:: Data in this exercise ::
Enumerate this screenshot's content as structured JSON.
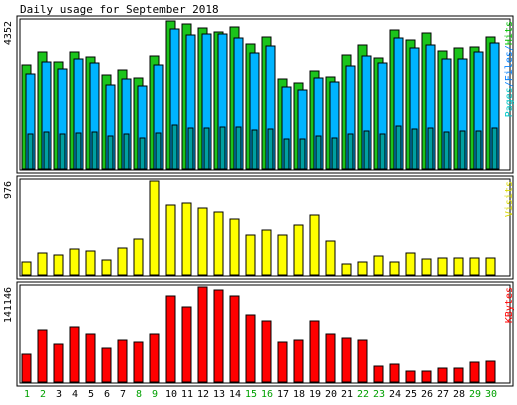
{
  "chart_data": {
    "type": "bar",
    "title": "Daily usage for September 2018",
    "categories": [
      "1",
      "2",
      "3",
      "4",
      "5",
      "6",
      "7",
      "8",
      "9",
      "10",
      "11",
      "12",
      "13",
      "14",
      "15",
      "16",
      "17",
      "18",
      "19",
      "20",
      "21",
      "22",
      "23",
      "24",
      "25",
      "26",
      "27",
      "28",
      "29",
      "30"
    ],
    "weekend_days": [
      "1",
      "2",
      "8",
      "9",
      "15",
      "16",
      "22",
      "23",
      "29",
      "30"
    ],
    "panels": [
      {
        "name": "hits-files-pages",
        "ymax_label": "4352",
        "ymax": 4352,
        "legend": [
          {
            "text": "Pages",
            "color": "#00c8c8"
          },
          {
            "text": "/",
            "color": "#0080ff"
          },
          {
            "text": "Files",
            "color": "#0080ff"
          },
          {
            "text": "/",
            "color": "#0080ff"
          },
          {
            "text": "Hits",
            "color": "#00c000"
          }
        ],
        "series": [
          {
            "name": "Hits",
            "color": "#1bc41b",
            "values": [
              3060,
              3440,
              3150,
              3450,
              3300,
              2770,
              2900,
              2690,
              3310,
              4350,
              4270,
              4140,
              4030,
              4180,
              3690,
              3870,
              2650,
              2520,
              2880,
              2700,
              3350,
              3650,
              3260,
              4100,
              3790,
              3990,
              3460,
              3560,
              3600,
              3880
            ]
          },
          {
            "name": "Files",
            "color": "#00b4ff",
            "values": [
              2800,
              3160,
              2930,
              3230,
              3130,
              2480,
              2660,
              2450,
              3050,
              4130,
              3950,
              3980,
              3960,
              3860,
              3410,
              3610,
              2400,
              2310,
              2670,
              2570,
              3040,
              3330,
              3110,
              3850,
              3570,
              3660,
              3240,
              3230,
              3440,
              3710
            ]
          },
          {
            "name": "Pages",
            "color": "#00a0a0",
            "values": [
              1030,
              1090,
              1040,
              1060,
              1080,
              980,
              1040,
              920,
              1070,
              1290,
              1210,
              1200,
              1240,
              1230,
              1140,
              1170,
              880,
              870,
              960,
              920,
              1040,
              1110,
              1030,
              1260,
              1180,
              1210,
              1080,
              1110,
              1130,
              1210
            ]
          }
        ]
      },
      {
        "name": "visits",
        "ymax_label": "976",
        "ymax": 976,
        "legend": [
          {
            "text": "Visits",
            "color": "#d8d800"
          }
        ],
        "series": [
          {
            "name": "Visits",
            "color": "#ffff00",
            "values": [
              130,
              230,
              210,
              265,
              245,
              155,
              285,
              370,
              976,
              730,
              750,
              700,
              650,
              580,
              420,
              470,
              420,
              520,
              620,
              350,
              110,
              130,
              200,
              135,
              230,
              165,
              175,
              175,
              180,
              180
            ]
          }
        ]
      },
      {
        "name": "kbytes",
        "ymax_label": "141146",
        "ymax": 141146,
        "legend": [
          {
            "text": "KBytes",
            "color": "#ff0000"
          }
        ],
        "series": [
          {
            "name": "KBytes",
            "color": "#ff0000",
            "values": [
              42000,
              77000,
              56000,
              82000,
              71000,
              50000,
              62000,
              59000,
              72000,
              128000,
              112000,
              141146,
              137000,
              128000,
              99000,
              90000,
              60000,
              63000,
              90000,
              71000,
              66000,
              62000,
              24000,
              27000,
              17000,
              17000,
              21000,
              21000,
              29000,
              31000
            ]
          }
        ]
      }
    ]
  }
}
:::
Goal =
Restate every record exactly, please; do not copy the pictures.

Problem solution =
Enumerate this screenshot's content as structured JSON.
{
  "chart_data": {
    "type": "bar",
    "title": "Daily usage for September 2018",
    "categories": [
      "1",
      "2",
      "3",
      "4",
      "5",
      "6",
      "7",
      "8",
      "9",
      "10",
      "11",
      "12",
      "13",
      "14",
      "15",
      "16",
      "17",
      "18",
      "19",
      "20",
      "21",
      "22",
      "23",
      "24",
      "25",
      "26",
      "27",
      "28",
      "29",
      "30"
    ],
    "weekend_days": [
      "1",
      "2",
      "8",
      "9",
      "15",
      "16",
      "22",
      "23",
      "29",
      "30"
    ],
    "panels": [
      {
        "name": "hits-files-pages",
        "ymax_label": "4352",
        "ymax": 4352,
        "legend": [
          {
            "text": "Pages",
            "color": "#00c8c8"
          },
          {
            "text": "/",
            "color": "#0080ff"
          },
          {
            "text": "Files",
            "color": "#0080ff"
          },
          {
            "text": "/",
            "color": "#0080ff"
          },
          {
            "text": "Hits",
            "color": "#00c000"
          }
        ],
        "series": [
          {
            "name": "Hits",
            "color": "#1bc41b",
            "values": [
              3060,
              3440,
              3150,
              3450,
              3300,
              2770,
              2900,
              2690,
              3310,
              4350,
              4270,
              4140,
              4030,
              4180,
              3690,
              3870,
              2650,
              2520,
              2880,
              2700,
              3350,
              3650,
              3260,
              4100,
              3790,
              3990,
              3460,
              3560,
              3600,
              3880
            ]
          },
          {
            "name": "Files",
            "color": "#00b4ff",
            "values": [
              2800,
              3160,
              2930,
              3230,
              3130,
              2480,
              2660,
              2450,
              3050,
              4130,
              3950,
              3980,
              3960,
              3860,
              3410,
              3610,
              2400,
              2310,
              2670,
              2570,
              3040,
              3330,
              3110,
              3850,
              3570,
              3660,
              3240,
              3230,
              3440,
              3710
            ]
          },
          {
            "name": "Pages",
            "color": "#00a0a0",
            "values": [
              1030,
              1090,
              1040,
              1060,
              1080,
              980,
              1040,
              920,
              1070,
              1290,
              1210,
              1200,
              1240,
              1230,
              1140,
              1170,
              880,
              870,
              960,
              920,
              1040,
              1110,
              1030,
              1260,
              1180,
              1210,
              1080,
              1110,
              1130,
              1210
            ]
          }
        ]
      },
      {
        "name": "visits",
        "ymax_label": "976",
        "ymax": 976,
        "legend": [
          {
            "text": "Visits",
            "color": "#d8d800"
          }
        ],
        "series": [
          {
            "name": "Visits",
            "color": "#ffff00",
            "values": [
              130,
              230,
              210,
              265,
              245,
              155,
              285,
              370,
              976,
              730,
              750,
              700,
              650,
              580,
              420,
              470,
              420,
              520,
              620,
              350,
              110,
              130,
              200,
              135,
              230,
              165,
              175,
              175,
              180,
              180
            ]
          }
        ]
      },
      {
        "name": "kbytes",
        "ymax_label": "141146",
        "ymax": 141146,
        "legend": [
          {
            "text": "KBytes",
            "color": "#ff0000"
          }
        ],
        "series": [
          {
            "name": "KBytes",
            "color": "#ff0000",
            "values": [
              42000,
              77000,
              56000,
              82000,
              71000,
              50000,
              62000,
              59000,
              72000,
              128000,
              112000,
              141146,
              137000,
              128000,
              99000,
              90000,
              60000,
              63000,
              90000,
              71000,
              66000,
              62000,
              24000,
              27000,
              17000,
              17000,
              21000,
              21000,
              29000,
              31000
            ]
          }
        ]
      }
    ]
  }
}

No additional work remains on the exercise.